» **Your task**:
Go through the listing and pick out each line with the word "phase" in it.

» **Provided data**:
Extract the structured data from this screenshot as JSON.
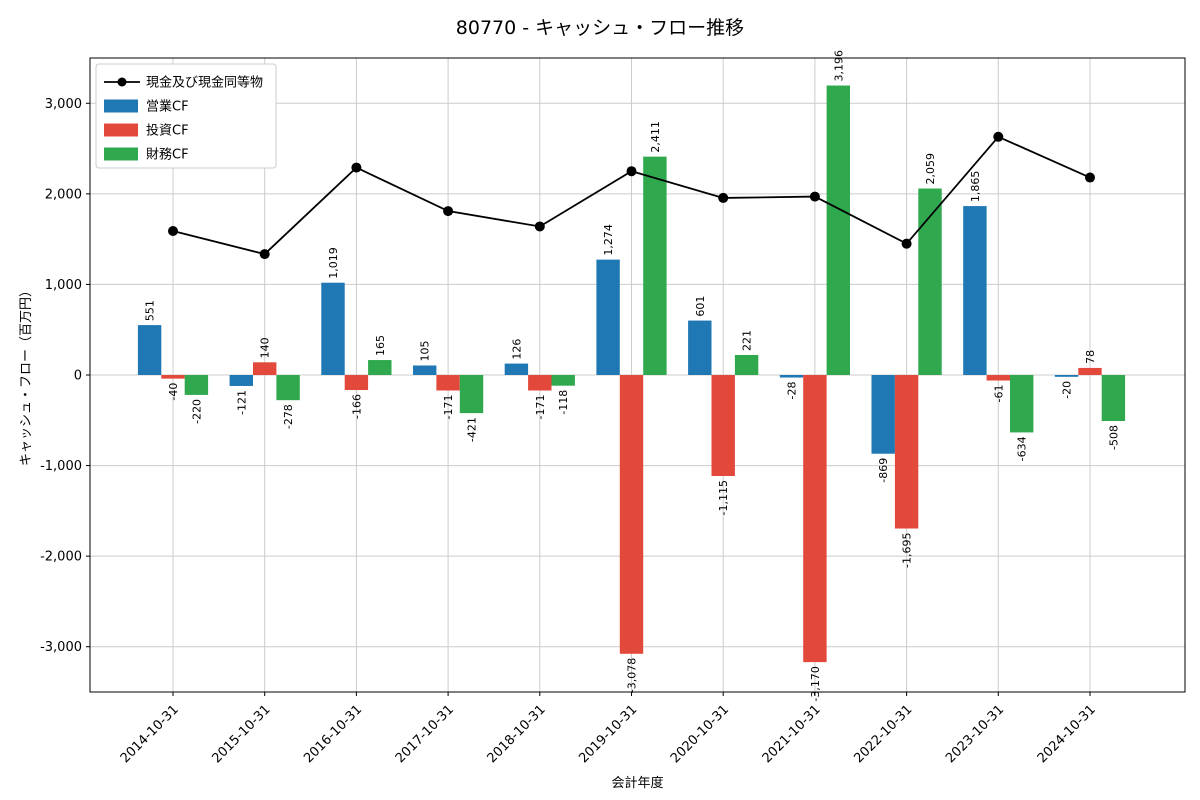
{
  "title": "80770 - キャッシュ・フロー推移",
  "chart_data": {
    "type": "bar",
    "subtype": "grouped-bars-with-line",
    "title": "80770 - キャッシュ・フロー推移",
    "xlabel": "会計年度",
    "ylabel": "キャッシュ・フロー（百万円）",
    "categories": [
      "2014-10-31",
      "2015-10-31",
      "2016-10-31",
      "2017-10-31",
      "2018-10-31",
      "2019-10-31",
      "2020-10-31",
      "2021-10-31",
      "2022-10-31",
      "2023-10-31",
      "2024-10-31"
    ],
    "series": [
      {
        "name": "現金及び現金同等物",
        "type": "line",
        "color": "#000000",
        "values": [
          1590,
          1335,
          2290,
          1810,
          1640,
          2250,
          1955,
          1970,
          1450,
          2630,
          2180
        ],
        "values_are_estimated": true
      },
      {
        "name": "営業CF",
        "type": "bar",
        "color": "#1f77b4",
        "values": [
          551,
          -121,
          1019,
          105,
          126,
          1274,
          601,
          -28,
          -869,
          1865,
          -20
        ]
      },
      {
        "name": "投資CF",
        "type": "bar",
        "color": "#e2493b",
        "values": [
          -40,
          140,
          -166,
          -171,
          -171,
          -3078,
          -1115,
          -3170,
          -1695,
          -61,
          78
        ]
      },
      {
        "name": "財務CF",
        "type": "bar",
        "color": "#2fa84e",
        "values": [
          -220,
          -278,
          165,
          -421,
          -118,
          2411,
          221,
          3196,
          2059,
          -634,
          -508
        ]
      }
    ],
    "yticks": [
      -3000,
      -2000,
      -1000,
      0,
      1000,
      2000,
      3000
    ],
    "ylim": [
      -3500,
      3500
    ],
    "grid": true,
    "legend_position": "upper-left",
    "legend_order": [
      "現金及び現金同等物",
      "営業CF",
      "投資CF",
      "財務CF"
    ],
    "bar_value_labels": true,
    "colors": {
      "grid": "#cccccc",
      "axis": "#000000",
      "legend_border": "#cccccc",
      "background": "#ffffff"
    }
  }
}
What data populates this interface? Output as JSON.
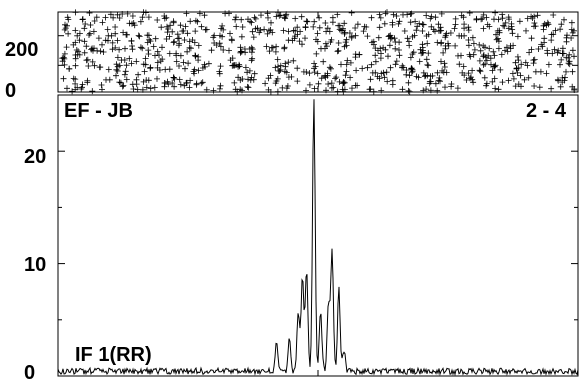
{
  "chart_data": [
    {
      "type": "scatter",
      "panel": "phase",
      "marker": "plus",
      "ylim": [
        -180,
        360
      ],
      "xlim": [
        0,
        1
      ],
      "yticks": [
        0,
        200
      ],
      "ytick_labels": [
        "0",
        "200"
      ],
      "point_count": 900,
      "seed": 17,
      "description": "phase points uniformly scattered (noise)"
    },
    {
      "type": "line",
      "panel": "amplitude",
      "baseline_label": "EF - JB",
      "corner_label": "2 - 4",
      "note_label": "IF 1(RR)",
      "ylim": [
        0,
        25
      ],
      "xlim": [
        0,
        1
      ],
      "yticks": [
        0,
        10,
        20
      ],
      "ytick_labels": [
        "0",
        "10",
        "20"
      ],
      "noise_level": 0.55,
      "peaks": [
        {
          "x": 0.42,
          "y": 2.5
        },
        {
          "x": 0.445,
          "y": 3.2
        },
        {
          "x": 0.462,
          "y": 5.2
        },
        {
          "x": 0.47,
          "y": 8.7
        },
        {
          "x": 0.478,
          "y": 9.2
        },
        {
          "x": 0.492,
          "y": 24.5
        },
        {
          "x": 0.505,
          "y": 5.5
        },
        {
          "x": 0.52,
          "y": 6.2
        },
        {
          "x": 0.527,
          "y": 10.8
        },
        {
          "x": 0.54,
          "y": 7.4
        },
        {
          "x": 0.55,
          "y": 1.8
        }
      ]
    }
  ]
}
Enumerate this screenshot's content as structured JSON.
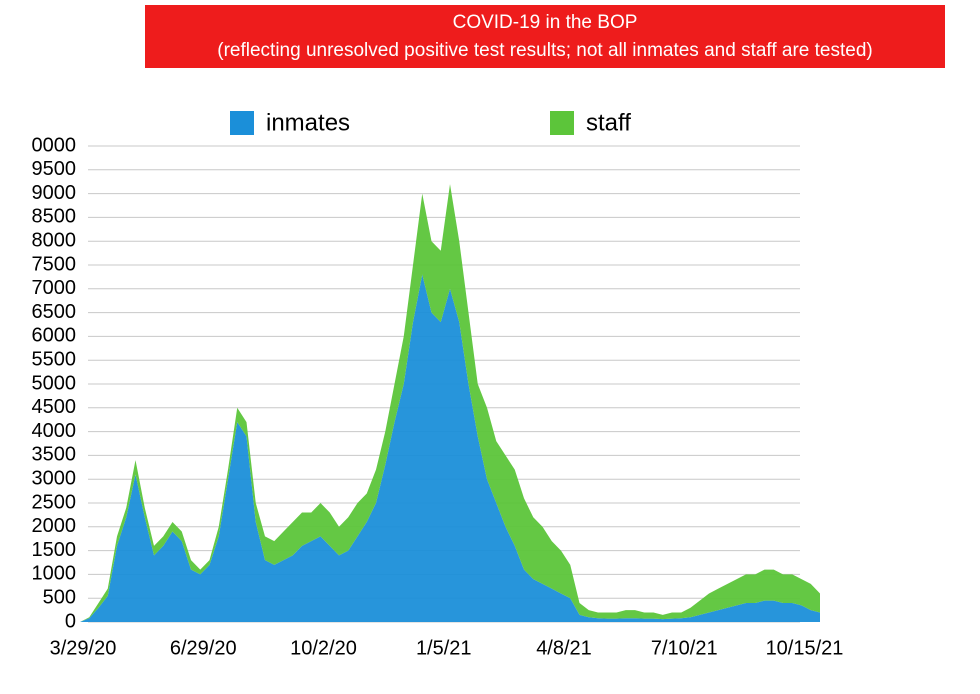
{
  "chart_data": {
    "type": "stacked_area",
    "title": "COVID-19 in the BOP",
    "subtitle": "(reflecting unresolved positive test results; not all inmates and staff are tested)",
    "categories": [
      "3/29/20",
      null,
      null,
      null,
      null,
      null,
      null,
      null,
      null,
      null,
      null,
      null,
      null,
      "6/29/20",
      null,
      null,
      null,
      null,
      null,
      null,
      null,
      null,
      null,
      null,
      null,
      null,
      "10/2/20",
      null,
      null,
      null,
      null,
      null,
      null,
      null,
      null,
      null,
      null,
      null,
      null,
      "1/5/21",
      null,
      null,
      null,
      null,
      null,
      null,
      null,
      null,
      null,
      null,
      null,
      null,
      "4/8/21",
      null,
      null,
      null,
      null,
      null,
      null,
      null,
      null,
      null,
      null,
      null,
      null,
      "7/10/21",
      null,
      null,
      null,
      null,
      null,
      null,
      null,
      null,
      null,
      null,
      null,
      null,
      "10/15/21",
      null,
      null
    ],
    "series": [
      {
        "name": "inmates",
        "color": "#1b8fd9",
        "values": [
          0,
          80,
          300,
          550,
          1600,
          2200,
          3100,
          2200,
          1400,
          1600,
          1900,
          1700,
          1100,
          1000,
          1200,
          1800,
          3000,
          4200,
          3900,
          2100,
          1300,
          1200,
          1300,
          1400,
          1600,
          1700,
          1800,
          1600,
          1400,
          1500,
          1800,
          2100,
          2500,
          3300,
          4200,
          5000,
          6300,
          7300,
          6500,
          6300,
          7000,
          6300,
          5000,
          3900,
          3000,
          2500,
          2000,
          1600,
          1100,
          900,
          800,
          700,
          600,
          500,
          150,
          100,
          80,
          70,
          70,
          80,
          80,
          70,
          70,
          60,
          70,
          80,
          100,
          150,
          200,
          250,
          300,
          350,
          400,
          400,
          450,
          450,
          400,
          400,
          350,
          250,
          200
        ]
      },
      {
        "name": "staff",
        "color": "#5cc53a",
        "values": [
          0,
          20,
          100,
          150,
          200,
          200,
          300,
          200,
          200,
          200,
          200,
          200,
          200,
          100,
          100,
          200,
          200,
          300,
          300,
          400,
          500,
          500,
          600,
          700,
          700,
          600,
          700,
          700,
          600,
          700,
          700,
          600,
          700,
          700,
          800,
          1000,
          1200,
          1700,
          1500,
          1500,
          2200,
          1700,
          1500,
          1100,
          1500,
          1300,
          1500,
          1600,
          1500,
          1300,
          1200,
          1000,
          900,
          700,
          250,
          150,
          120,
          130,
          130,
          170,
          170,
          130,
          130,
          90,
          130,
          120,
          200,
          300,
          400,
          450,
          500,
          550,
          600,
          600,
          650,
          650,
          600,
          600,
          550,
          550,
          400
        ]
      }
    ],
    "ylim": [
      0,
      10000
    ],
    "yticks": [
      0,
      500,
      1000,
      1500,
      2000,
      2500,
      3000,
      3500,
      4000,
      4500,
      5000,
      5500,
      6000,
      6500,
      7000,
      7500,
      8000,
      8500,
      9000,
      9500,
      {
        "value": 10000,
        "label": "0000"
      }
    ],
    "grid": true
  }
}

» **Output of the task**:
      "panel": "phase",
      "description": "phase points uniformly scattered (noise)"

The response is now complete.